PROBLEM TO WORK ON >>
Copy every entry word for word. Skip the pictures.

SUPPLIED ENTRIES >>
=-=-=-=-=

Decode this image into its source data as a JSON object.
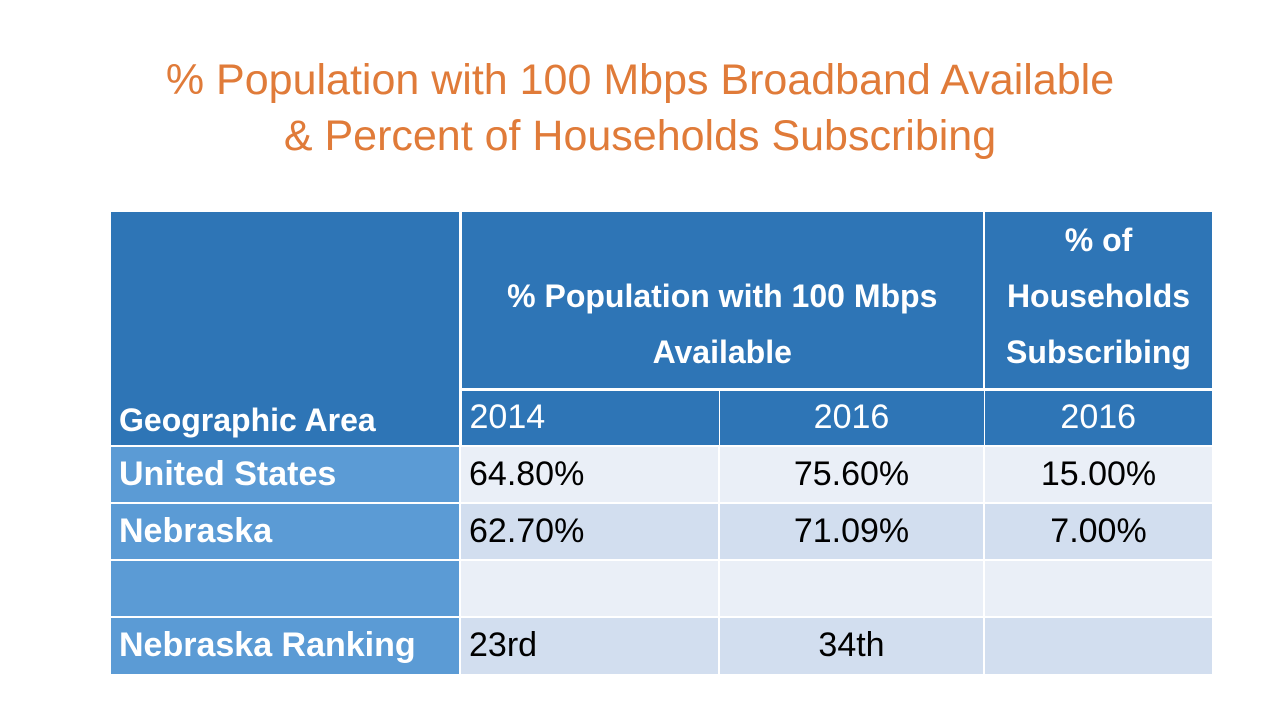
{
  "slide": {
    "title_line1": "% Population with 100 Mbps Broadband Available",
    "title_line2": "& Percent of Households Subscribing"
  },
  "table": {
    "header_area": "Geographic Area",
    "header_population": "% Population with 100 Mbps Available",
    "header_subscribing": "% of Households Subscribing",
    "years": [
      "2014",
      "2016",
      "2016"
    ],
    "rows": [
      {
        "label": "United States",
        "values": [
          "64.80%",
          "75.60%",
          "15.00%"
        ]
      },
      {
        "label": "Nebraska",
        "values": [
          "62.70%",
          "71.09%",
          "7.00%"
        ]
      },
      {
        "label": "",
        "values": [
          "",
          "",
          ""
        ]
      },
      {
        "label": "Nebraska Ranking",
        "values": [
          "23rd",
          "34th",
          ""
        ]
      }
    ]
  },
  "colors": {
    "title": "#e07b39",
    "header_bg": "#2e75b6",
    "row_label_bg": "#5b9bd5",
    "band_light": "#eaeff7",
    "band_dark": "#d2deef"
  }
}
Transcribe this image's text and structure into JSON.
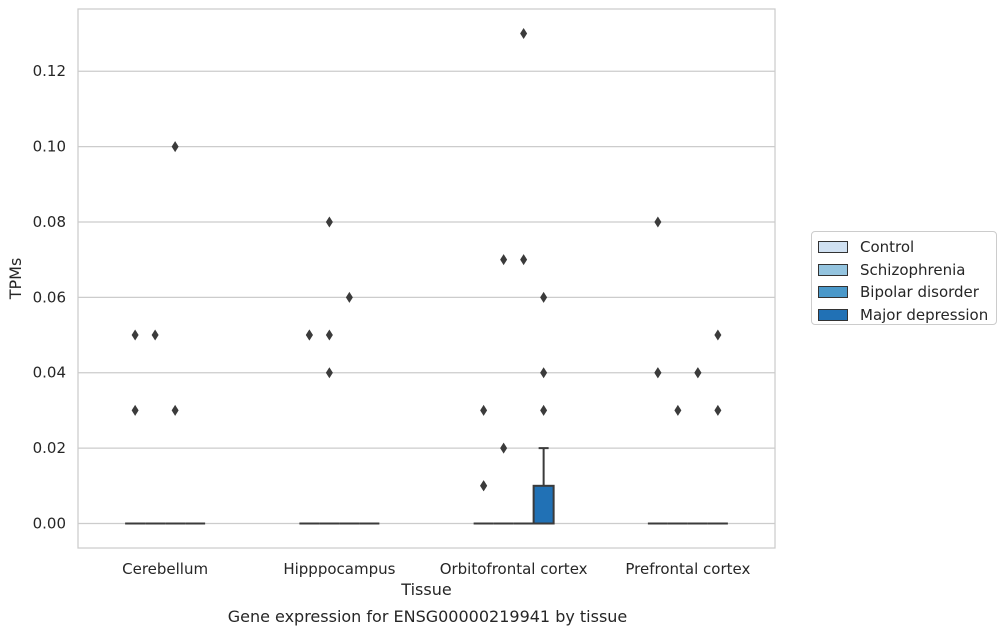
{
  "chart_data": {
    "type": "box",
    "title": "",
    "caption": "Gene expression for ENSG00000219941 by tissue",
    "xlabel": "Tissue",
    "ylabel": "TPMs",
    "ylim": [
      -0.0065,
      0.1365
    ],
    "yticks": [
      0.0,
      0.02,
      0.04,
      0.06,
      0.08,
      0.1,
      0.12
    ],
    "ytick_labels": [
      "0.00",
      "0.02",
      "0.04",
      "0.06",
      "0.08",
      "0.10",
      "0.12"
    ],
    "grid": "horizontal",
    "legend_position": "right",
    "categories": [
      "Cerebellum",
      "Hipppocampus",
      "Orbitofrontal cortex",
      "Prefrontal cortex"
    ],
    "series": [
      {
        "name": "Control",
        "color": "#d0e1f2",
        "boxes": [
          {
            "q1": 0,
            "median": 0,
            "q3": 0,
            "whisker_low": 0,
            "whisker_high": 0,
            "outliers": [
              0.05,
              0.03
            ]
          },
          {
            "q1": 0,
            "median": 0,
            "q3": 0,
            "whisker_low": 0,
            "whisker_high": 0,
            "outliers": [
              0.05,
              0.05
            ]
          },
          {
            "q1": 0,
            "median": 0,
            "q3": 0,
            "whisker_low": 0,
            "whisker_high": 0,
            "outliers": [
              0.03,
              0.01,
              0.01
            ]
          },
          {
            "q1": 0,
            "median": 0,
            "q3": 0,
            "whisker_low": 0,
            "whisker_high": 0,
            "outliers": [
              0.08,
              0.04,
              0.04
            ]
          }
        ]
      },
      {
        "name": "Schizophrenia",
        "color": "#94c4df",
        "boxes": [
          {
            "q1": 0,
            "median": 0,
            "q3": 0,
            "whisker_low": 0,
            "whisker_high": 0,
            "outliers": [
              0.05
            ]
          },
          {
            "q1": 0,
            "median": 0,
            "q3": 0,
            "whisker_low": 0,
            "whisker_high": 0,
            "outliers": [
              0.08,
              0.05,
              0.04
            ]
          },
          {
            "q1": 0,
            "median": 0,
            "q3": 0,
            "whisker_low": 0,
            "whisker_high": 0,
            "outliers": [
              0.07,
              0.02
            ]
          },
          {
            "q1": 0,
            "median": 0,
            "q3": 0,
            "whisker_low": 0,
            "whisker_high": 0,
            "outliers": [
              0.03
            ]
          }
        ]
      },
      {
        "name": "Bipolar disorder",
        "color": "#4a98c9",
        "boxes": [
          {
            "q1": 0,
            "median": 0,
            "q3": 0,
            "whisker_low": 0,
            "whisker_high": 0,
            "outliers": [
              0.1,
              0.03
            ]
          },
          {
            "q1": 0,
            "median": 0,
            "q3": 0,
            "whisker_low": 0,
            "whisker_high": 0,
            "outliers": [
              0.06
            ]
          },
          {
            "q1": 0,
            "median": 0,
            "q3": 0,
            "whisker_low": 0,
            "whisker_high": 0,
            "outliers": [
              0.13,
              0.07
            ]
          },
          {
            "q1": 0,
            "median": 0,
            "q3": 0,
            "whisker_low": 0,
            "whisker_high": 0,
            "outliers": [
              0.04,
              0.04
            ]
          }
        ]
      },
      {
        "name": "Major depression",
        "color": "#2171b5",
        "boxes": [
          {
            "q1": 0,
            "median": 0,
            "q3": 0,
            "whisker_low": 0,
            "whisker_high": 0,
            "outliers": []
          },
          {
            "q1": 0,
            "median": 0,
            "q3": 0,
            "whisker_low": 0,
            "whisker_high": 0,
            "outliers": []
          },
          {
            "q1": 0,
            "median": 0,
            "q3": 0.01,
            "whisker_low": 0,
            "whisker_high": 0.02,
            "outliers": [
              0.06,
              0.04,
              0.03
            ]
          },
          {
            "q1": 0,
            "median": 0,
            "q3": 0,
            "whisker_low": 0,
            "whisker_high": 0,
            "outliers": [
              0.05,
              0.03
            ]
          }
        ]
      }
    ]
  },
  "legend": {
    "items": [
      {
        "label": "Control",
        "color": "#d0e1f2"
      },
      {
        "label": "Schizophrenia",
        "color": "#94c4df"
      },
      {
        "label": "Bipolar disorder",
        "color": "#4a98c9"
      },
      {
        "label": "Major depression",
        "color": "#2171b5"
      }
    ]
  }
}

=-=-=-=-=

FINAL RESULT >>
Decode this image into its source data as a JSON object.
{
  "slide": {
    "title_line1": "% Population with 100 Mbps Broadband Available",
    "title_line2": "& Percent of Households Subscribing"
  },
  "table": {
    "header_area": "Geographic Area",
    "header_population": "% Population with 100 Mbps Available",
    "header_subscribing": "% of Households Subscribing",
    "years": [
      "2014",
      "2016",
      "2016"
    ],
    "rows": [
      {
        "label": "United States",
        "values": [
          "64.80%",
          "75.60%",
          "15.00%"
        ]
      },
      {
        "label": "Nebraska",
        "values": [
          "62.70%",
          "71.09%",
          "7.00%"
        ]
      },
      {
        "label": "",
        "values": [
          "",
          "",
          ""
        ]
      },
      {
        "label": "Nebraska Ranking",
        "values": [
          "23rd",
          "34th",
          ""
        ]
      }
    ]
  },
  "colors": {
    "title": "#e07b39",
    "header_bg": "#2e75b6",
    "row_label_bg": "#5b9bd5",
    "band_light": "#eaeff7",
    "band_dark": "#d2deef"
  }
}
Transcribe this image's text and structure into JSON.
{
  "chart_data": {
    "type": "box",
    "title": "",
    "caption": "Gene expression for ENSG00000219941 by tissue",
    "xlabel": "Tissue",
    "ylabel": "TPMs",
    "ylim": [
      -0.0065,
      0.1365
    ],
    "yticks": [
      0.0,
      0.02,
      0.04,
      0.06,
      0.08,
      0.1,
      0.12
    ],
    "ytick_labels": [
      "0.00",
      "0.02",
      "0.04",
      "0.06",
      "0.08",
      "0.10",
      "0.12"
    ],
    "grid": "horizontal",
    "legend_position": "right",
    "categories": [
      "Cerebellum",
      "Hipppocampus",
      "Orbitofrontal cortex",
      "Prefrontal cortex"
    ],
    "series": [
      {
        "name": "Control",
        "color": "#d0e1f2",
        "boxes": [
          {
            "q1": 0,
            "median": 0,
            "q3": 0,
            "whisker_low": 0,
            "whisker_high": 0,
            "outliers": [
              0.05,
              0.03
            ]
          },
          {
            "q1": 0,
            "median": 0,
            "q3": 0,
            "whisker_low": 0,
            "whisker_high": 0,
            "outliers": [
              0.05,
              0.05
            ]
          },
          {
            "q1": 0,
            "median": 0,
            "q3": 0,
            "whisker_low": 0,
            "whisker_high": 0,
            "outliers": [
              0.03,
              0.01,
              0.01
            ]
          },
          {
            "q1": 0,
            "median": 0,
            "q3": 0,
            "whisker_low": 0,
            "whisker_high": 0,
            "outliers": [
              0.08,
              0.04,
              0.04
            ]
          }
        ]
      },
      {
        "name": "Schizophrenia",
        "color": "#94c4df",
        "boxes": [
          {
            "q1": 0,
            "median": 0,
            "q3": 0,
            "whisker_low": 0,
            "whisker_high": 0,
            "outliers": [
              0.05
            ]
          },
          {
            "q1": 0,
            "median": 0,
            "q3": 0,
            "whisker_low": 0,
            "whisker_high": 0,
            "outliers": [
              0.08,
              0.05,
              0.04
            ]
          },
          {
            "q1": 0,
            "median": 0,
            "q3": 0,
            "whisker_low": 0,
            "whisker_high": 0,
            "outliers": [
              0.07,
              0.02
            ]
          },
          {
            "q1": 0,
            "median": 0,
            "q3": 0,
            "whisker_low": 0,
            "whisker_high": 0,
            "outliers": [
              0.03
            ]
          }
        ]
      },
      {
        "name": "Bipolar disorder",
        "color": "#4a98c9",
        "boxes": [
          {
            "q1": 0,
            "median": 0,
            "q3": 0,
            "whisker_low": 0,
            "whisker_high": 0,
            "outliers": [
              0.1,
              0.03
            ]
          },
          {
            "q1": 0,
            "median": 0,
            "q3": 0,
            "whisker_low": 0,
            "whisker_high": 0,
            "outliers": [
              0.06
            ]
          },
          {
            "q1": 0,
            "median": 0,
            "q3": 0,
            "whisker_low": 0,
            "whisker_high": 0,
            "outliers": [
              0.13,
              0.07
            ]
          },
          {
            "q1": 0,
            "median": 0,
            "q3": 0,
            "whisker_low": 0,
            "whisker_high": 0,
            "outliers": [
              0.04,
              0.04
            ]
          }
        ]
      },
      {
        "name": "Major depression",
        "color": "#2171b5",
        "boxes": [
          {
            "q1": 0,
            "median": 0,
            "q3": 0,
            "whisker_low": 0,
            "whisker_high": 0,
            "outliers": []
          },
          {
            "q1": 0,
            "median": 0,
            "q3": 0,
            "whisker_low": 0,
            "whisker_high": 0,
            "outliers": []
          },
          {
            "q1": 0,
            "median": 0,
            "q3": 0.01,
            "whisker_low": 0,
            "whisker_high": 0.02,
            "outliers": [
              0.06,
              0.04,
              0.03
            ]
          },
          {
            "q1": 0,
            "median": 0,
            "q3": 0,
            "whisker_low": 0,
            "whisker_high": 0,
            "outliers": [
              0.05,
              0.03
            ]
          }
        ]
      }
    ]
  },
  "legend": {
    "items": [
      {
        "label": "Control",
        "color": "#d0e1f2"
      },
      {
        "label": "Schizophrenia",
        "color": "#94c4df"
      },
      {
        "label": "Bipolar disorder",
        "color": "#4a98c9"
      },
      {
        "label": "Major depression",
        "color": "#2171b5"
      }
    ]
  }
}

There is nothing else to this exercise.